─── Records provided ───
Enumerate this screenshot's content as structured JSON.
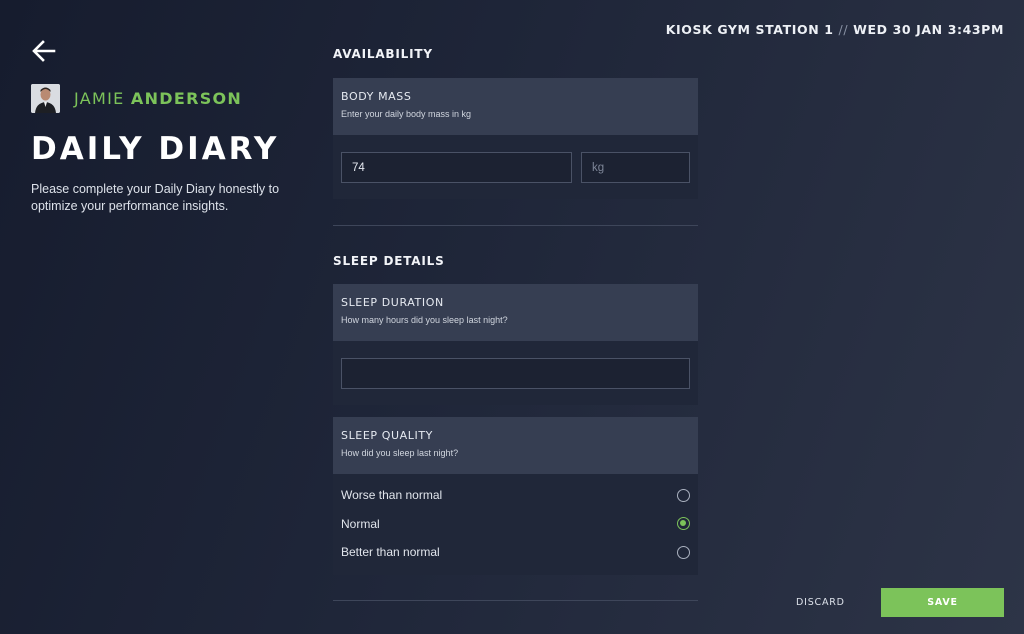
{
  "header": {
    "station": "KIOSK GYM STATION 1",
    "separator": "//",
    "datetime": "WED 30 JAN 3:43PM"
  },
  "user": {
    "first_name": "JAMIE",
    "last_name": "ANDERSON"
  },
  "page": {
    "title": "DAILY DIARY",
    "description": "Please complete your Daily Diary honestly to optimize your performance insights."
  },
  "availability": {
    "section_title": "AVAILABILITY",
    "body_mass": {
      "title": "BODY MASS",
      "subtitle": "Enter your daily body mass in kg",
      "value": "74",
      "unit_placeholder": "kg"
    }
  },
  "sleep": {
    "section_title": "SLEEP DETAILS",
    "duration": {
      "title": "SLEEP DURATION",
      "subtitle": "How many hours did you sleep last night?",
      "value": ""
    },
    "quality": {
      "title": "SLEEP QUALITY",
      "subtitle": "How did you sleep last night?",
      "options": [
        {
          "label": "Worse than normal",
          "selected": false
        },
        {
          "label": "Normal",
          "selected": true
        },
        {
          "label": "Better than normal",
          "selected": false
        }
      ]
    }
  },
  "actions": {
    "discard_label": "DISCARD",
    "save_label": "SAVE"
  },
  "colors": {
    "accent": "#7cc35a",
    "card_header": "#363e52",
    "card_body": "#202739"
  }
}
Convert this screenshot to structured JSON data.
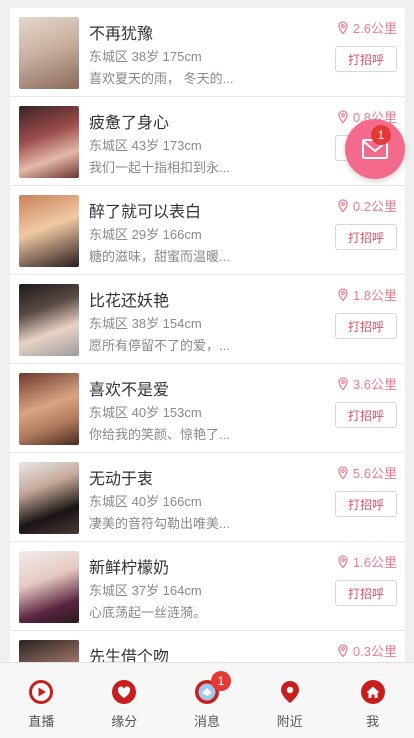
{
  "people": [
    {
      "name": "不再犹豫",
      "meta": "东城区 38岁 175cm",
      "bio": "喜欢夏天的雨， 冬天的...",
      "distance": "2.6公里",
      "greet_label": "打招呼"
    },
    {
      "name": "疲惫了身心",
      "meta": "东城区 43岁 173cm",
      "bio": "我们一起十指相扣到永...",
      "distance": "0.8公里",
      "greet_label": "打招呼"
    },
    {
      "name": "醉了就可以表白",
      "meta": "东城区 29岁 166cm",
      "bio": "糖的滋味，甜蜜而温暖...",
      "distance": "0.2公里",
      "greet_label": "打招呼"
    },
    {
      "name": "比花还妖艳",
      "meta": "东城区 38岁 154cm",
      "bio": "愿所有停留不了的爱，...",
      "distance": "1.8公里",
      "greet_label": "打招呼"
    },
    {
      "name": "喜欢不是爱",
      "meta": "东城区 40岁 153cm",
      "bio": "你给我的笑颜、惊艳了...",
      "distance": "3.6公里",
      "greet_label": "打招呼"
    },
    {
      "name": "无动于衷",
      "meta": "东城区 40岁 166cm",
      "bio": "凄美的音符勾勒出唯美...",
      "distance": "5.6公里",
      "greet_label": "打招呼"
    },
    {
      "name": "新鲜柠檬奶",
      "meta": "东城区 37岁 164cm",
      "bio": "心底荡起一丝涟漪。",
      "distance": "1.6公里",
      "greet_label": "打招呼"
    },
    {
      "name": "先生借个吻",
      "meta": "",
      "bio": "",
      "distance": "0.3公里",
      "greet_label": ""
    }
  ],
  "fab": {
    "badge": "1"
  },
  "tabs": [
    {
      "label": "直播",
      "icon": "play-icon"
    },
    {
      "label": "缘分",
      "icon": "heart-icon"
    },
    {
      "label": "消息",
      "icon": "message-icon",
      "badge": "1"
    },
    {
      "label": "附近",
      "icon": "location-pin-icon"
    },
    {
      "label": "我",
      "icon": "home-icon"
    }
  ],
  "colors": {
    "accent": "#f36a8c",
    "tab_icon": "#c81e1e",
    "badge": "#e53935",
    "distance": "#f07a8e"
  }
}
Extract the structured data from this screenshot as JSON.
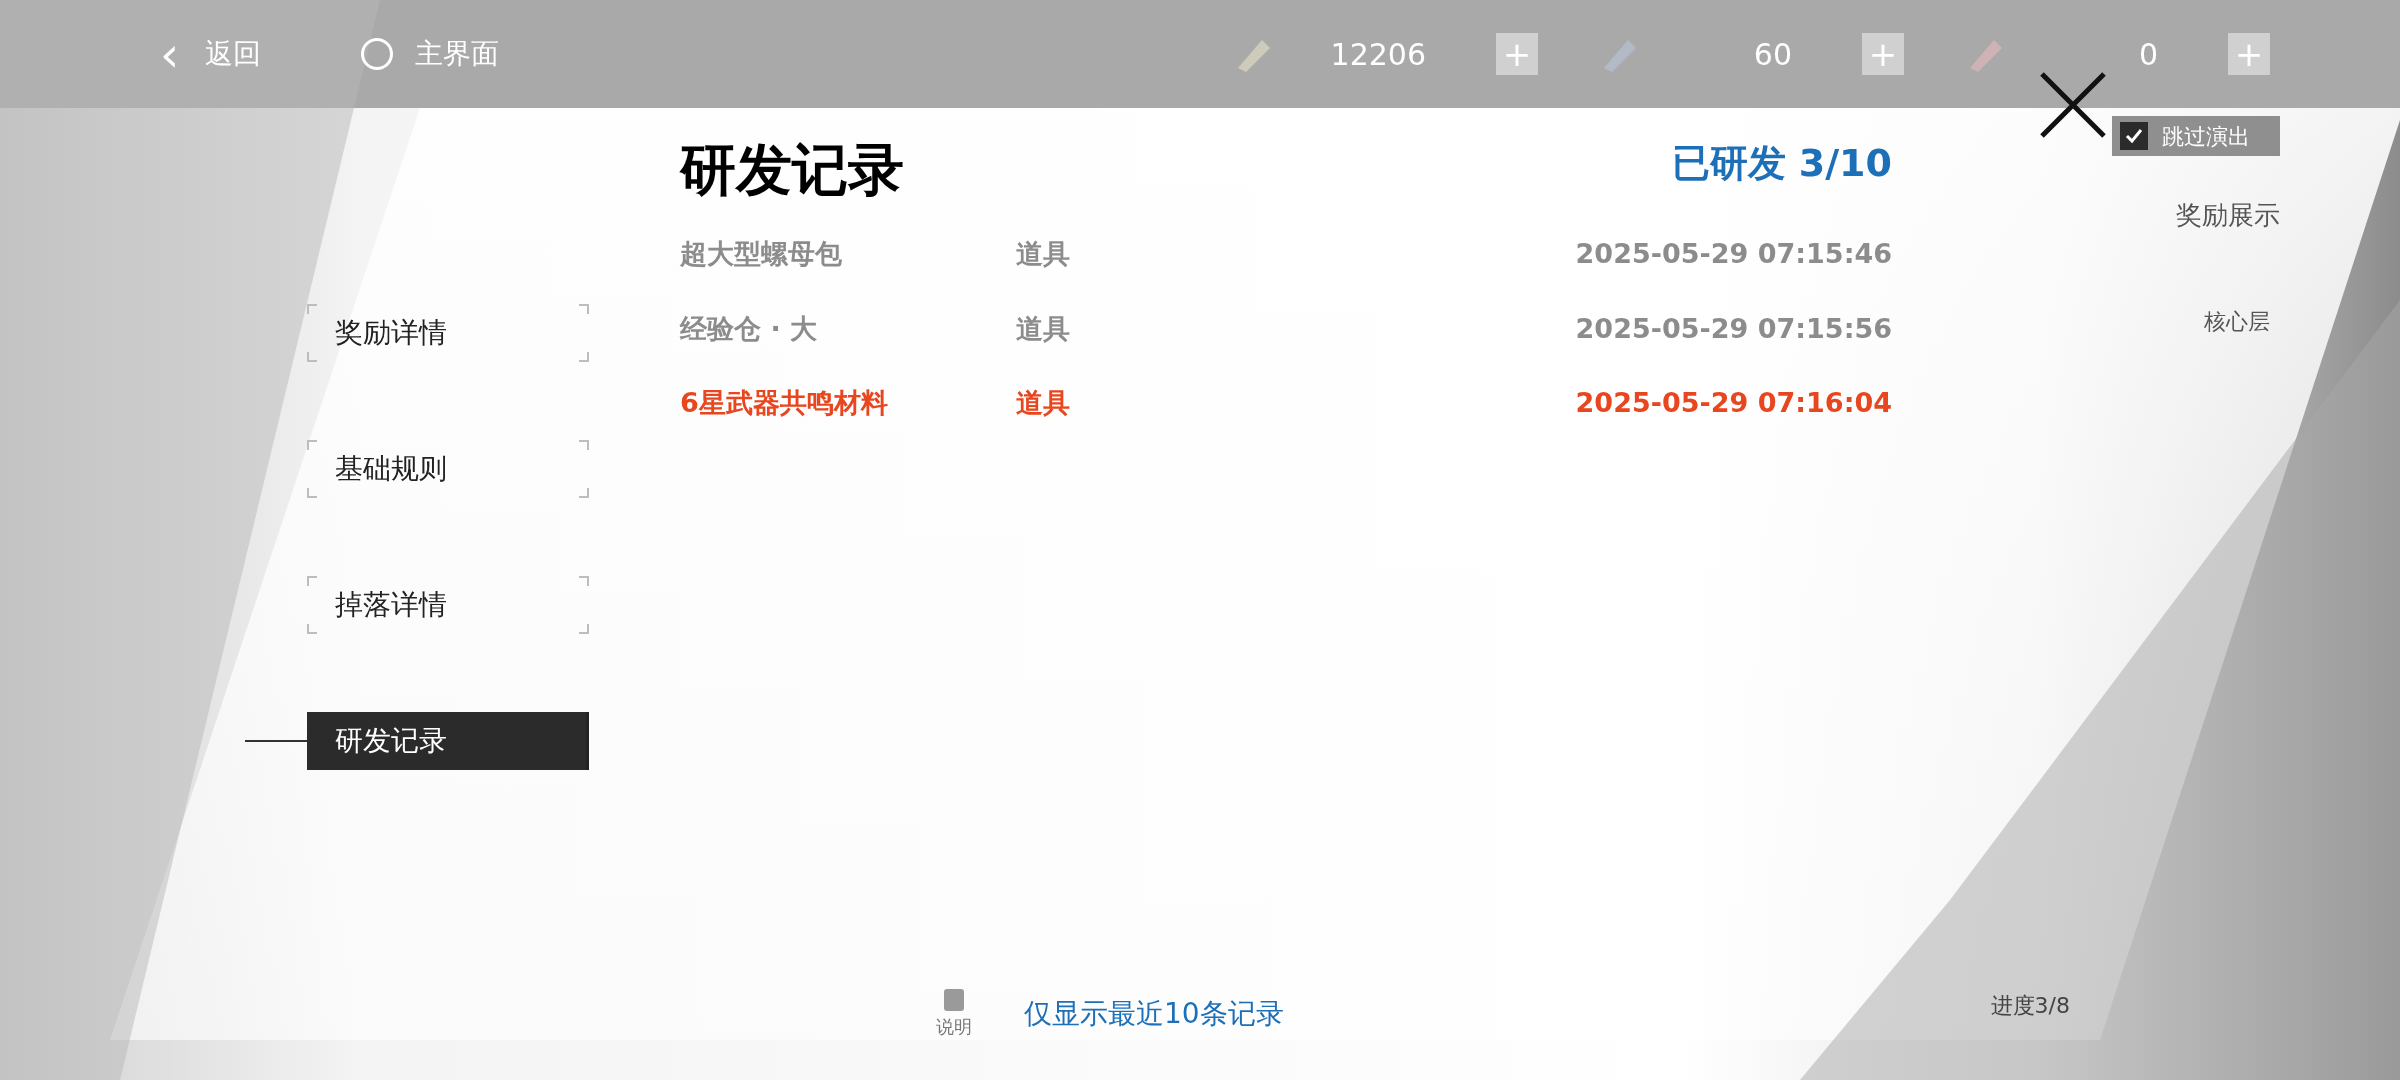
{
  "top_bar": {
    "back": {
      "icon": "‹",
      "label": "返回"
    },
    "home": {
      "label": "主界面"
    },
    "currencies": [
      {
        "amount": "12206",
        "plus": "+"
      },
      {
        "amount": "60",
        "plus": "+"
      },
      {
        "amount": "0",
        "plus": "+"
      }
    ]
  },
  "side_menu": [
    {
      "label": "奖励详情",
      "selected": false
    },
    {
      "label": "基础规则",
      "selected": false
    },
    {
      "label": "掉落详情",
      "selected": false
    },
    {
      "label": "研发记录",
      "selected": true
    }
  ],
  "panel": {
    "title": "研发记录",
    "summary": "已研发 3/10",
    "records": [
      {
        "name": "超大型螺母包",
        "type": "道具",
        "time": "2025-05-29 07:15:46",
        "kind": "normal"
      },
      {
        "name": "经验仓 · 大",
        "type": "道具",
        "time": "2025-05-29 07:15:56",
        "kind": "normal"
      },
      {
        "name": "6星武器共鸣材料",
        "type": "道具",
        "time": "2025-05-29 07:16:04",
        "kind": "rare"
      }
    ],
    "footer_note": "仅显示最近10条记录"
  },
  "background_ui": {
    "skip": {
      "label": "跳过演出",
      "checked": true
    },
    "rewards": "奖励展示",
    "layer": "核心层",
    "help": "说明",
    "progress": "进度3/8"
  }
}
───
# [Instruction]
Return all lines with the word "structured" in them.

# [Answer]
Enumerate this screenshot's content as structured JSON.
Convert this screenshot to structured JSON data.
Extract the structured data from this screenshot as JSON.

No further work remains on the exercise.